Prompt 1:
Retype the passage on the Sabbath word for word, starting with "The Christian Sabbath, in" and going on through "day after that.".
Prompt 2:
In the passage on the Sabbath, what does the number 7 denote in the Scriptures?

Document excerpt:
- Opening Delimiter -

The Christian Sabbath, in the sense of the fourth command, is as much the seventh day as the Jewish Sabbath, because it is kept after six days of labor as well as that. It is the seventh reckoning from the beginning of our first working-day, as well as that was the seventh from the beginning of their first working day. All the difference is that the seven days formerly began from the day after God’s rest from the creation, and now they begin the day after that.

6. God set apart sacred time in order to teach His people to cease from their labors and enter into His everlasting rest.

At creation, God set before Adam a prospective reward for his labors. The number 7 denotes completion or perfection in the Scriptures. From the very beginning, God was showing His image bearer that there was a completion or consummation goal for man and for all of creation. If Adam had obeyed the test not to eat of the fruit of the Tree of the Knowledge of Good and Evil, he then would have entered into the everlasting rest–together with all those who would descend from him, as the covenantal representative of humanity. God was showing Adam that there was an eternal reward set before Him. The condition of his entering into this rest was perfect and continual obedience. Adam failed to do this so God instituted the second Covenant and sent His Son as the last Adam who labored for our redemption. Now, we enter into that eternal rest that is set before us by faith alone in Christ alone (Hebrews 4). Heaven is a place of rest, a holy place and a place of blessing. At creation, God rested from His labors and blessed and sanctified the Sabbath Day. All of these descriptions are descriptions of Heaven–a place of rest, holiness and blessing. All those in Christ will “enter into” God’s rest, holiness and blessing. When we meet together to worship God in Christ, we have a foretaste of that heavenly rest in the here and now. Geerhardus Vos expressed this idea about the Sabbath Day so well when he noted that “although it is in a certain sense the image of higher rest and heavenly bliss, it was at the same time a foretaste of that rest and insofar the signified thing itself.”

- Closing Delimiter -

Record excerpts:
- Opening Delimiter -

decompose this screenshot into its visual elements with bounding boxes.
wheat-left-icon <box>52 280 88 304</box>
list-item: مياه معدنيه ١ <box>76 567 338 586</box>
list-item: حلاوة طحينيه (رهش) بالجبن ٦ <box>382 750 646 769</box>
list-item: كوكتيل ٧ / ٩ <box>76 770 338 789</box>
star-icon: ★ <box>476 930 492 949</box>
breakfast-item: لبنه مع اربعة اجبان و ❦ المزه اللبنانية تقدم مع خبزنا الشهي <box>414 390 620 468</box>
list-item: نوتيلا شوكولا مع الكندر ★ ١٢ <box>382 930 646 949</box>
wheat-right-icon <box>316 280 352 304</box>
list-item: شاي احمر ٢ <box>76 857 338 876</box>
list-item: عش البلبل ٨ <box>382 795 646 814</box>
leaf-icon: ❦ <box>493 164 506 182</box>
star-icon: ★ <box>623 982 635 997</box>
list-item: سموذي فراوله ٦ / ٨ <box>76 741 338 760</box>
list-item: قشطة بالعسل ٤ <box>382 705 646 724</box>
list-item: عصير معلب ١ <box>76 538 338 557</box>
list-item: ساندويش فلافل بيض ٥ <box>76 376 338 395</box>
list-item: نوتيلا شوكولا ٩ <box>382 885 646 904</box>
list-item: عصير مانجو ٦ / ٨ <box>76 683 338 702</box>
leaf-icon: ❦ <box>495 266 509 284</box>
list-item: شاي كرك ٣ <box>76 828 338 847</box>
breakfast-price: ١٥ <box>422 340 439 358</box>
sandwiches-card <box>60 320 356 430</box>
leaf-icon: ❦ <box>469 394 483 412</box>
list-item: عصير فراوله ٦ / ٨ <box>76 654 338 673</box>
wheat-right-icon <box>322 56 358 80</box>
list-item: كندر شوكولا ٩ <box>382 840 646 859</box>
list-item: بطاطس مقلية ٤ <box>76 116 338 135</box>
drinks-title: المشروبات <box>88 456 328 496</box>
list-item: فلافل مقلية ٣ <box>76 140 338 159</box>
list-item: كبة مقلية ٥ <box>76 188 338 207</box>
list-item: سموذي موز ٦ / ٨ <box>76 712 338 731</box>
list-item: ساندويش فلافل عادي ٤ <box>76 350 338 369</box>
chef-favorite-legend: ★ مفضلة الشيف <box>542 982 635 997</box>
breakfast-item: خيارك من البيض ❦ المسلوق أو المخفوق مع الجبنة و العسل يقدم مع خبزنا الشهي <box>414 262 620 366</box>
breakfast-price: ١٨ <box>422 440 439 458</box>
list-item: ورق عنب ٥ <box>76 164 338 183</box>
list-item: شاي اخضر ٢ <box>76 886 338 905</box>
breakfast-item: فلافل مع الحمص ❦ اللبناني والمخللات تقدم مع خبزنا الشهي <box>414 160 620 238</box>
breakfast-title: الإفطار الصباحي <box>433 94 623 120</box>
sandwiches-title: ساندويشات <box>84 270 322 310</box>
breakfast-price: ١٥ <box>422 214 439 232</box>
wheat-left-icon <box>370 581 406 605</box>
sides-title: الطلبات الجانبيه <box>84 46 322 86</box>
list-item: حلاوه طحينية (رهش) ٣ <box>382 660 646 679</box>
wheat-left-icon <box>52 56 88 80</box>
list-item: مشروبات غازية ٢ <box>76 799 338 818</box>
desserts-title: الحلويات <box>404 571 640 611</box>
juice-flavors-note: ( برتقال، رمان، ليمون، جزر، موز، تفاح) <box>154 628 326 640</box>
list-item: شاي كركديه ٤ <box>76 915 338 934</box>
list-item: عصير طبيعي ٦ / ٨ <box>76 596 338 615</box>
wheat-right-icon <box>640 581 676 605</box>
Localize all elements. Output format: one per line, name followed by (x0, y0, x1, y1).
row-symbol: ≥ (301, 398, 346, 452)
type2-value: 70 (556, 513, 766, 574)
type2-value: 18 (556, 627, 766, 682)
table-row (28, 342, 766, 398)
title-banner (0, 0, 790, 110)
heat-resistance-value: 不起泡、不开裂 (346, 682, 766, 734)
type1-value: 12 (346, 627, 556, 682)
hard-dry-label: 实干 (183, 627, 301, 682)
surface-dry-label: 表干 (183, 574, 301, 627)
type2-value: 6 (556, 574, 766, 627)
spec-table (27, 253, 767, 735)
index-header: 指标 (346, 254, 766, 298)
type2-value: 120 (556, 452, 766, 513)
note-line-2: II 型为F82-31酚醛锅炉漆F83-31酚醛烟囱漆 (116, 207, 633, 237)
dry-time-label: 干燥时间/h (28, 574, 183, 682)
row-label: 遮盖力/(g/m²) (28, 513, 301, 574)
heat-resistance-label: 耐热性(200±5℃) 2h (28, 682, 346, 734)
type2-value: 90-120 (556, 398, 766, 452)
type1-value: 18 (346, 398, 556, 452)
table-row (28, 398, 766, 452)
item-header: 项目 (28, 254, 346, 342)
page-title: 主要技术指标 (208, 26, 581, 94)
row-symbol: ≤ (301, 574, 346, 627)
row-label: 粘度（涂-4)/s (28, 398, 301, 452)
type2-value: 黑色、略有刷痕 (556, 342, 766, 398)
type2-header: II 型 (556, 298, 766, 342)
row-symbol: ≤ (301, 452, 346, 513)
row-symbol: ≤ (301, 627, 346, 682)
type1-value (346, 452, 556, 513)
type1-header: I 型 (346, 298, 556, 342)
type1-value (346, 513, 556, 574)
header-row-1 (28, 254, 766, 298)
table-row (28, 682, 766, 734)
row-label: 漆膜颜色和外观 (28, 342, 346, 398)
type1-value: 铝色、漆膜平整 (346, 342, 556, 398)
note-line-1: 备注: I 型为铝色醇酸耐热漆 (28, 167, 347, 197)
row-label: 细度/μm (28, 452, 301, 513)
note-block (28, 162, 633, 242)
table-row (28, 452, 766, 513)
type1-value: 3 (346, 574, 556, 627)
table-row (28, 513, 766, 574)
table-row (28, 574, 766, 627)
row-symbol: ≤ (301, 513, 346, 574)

- Closing Delimiter -

Response 1:
The Christian Sabbath, in the sense of the fourth command, is as much the seventh day as the Jewish Sabbath, because it is kept after six days of labor as well as that. It is the seventh reckoning from the beginning of our first working-day, as well as that was the seventh from the beginning of their first working day. All the difference is that the seven days formerly began from the day after God’s rest from the creation, and now they begin the day after that.

Response 2:
Completion or perfection.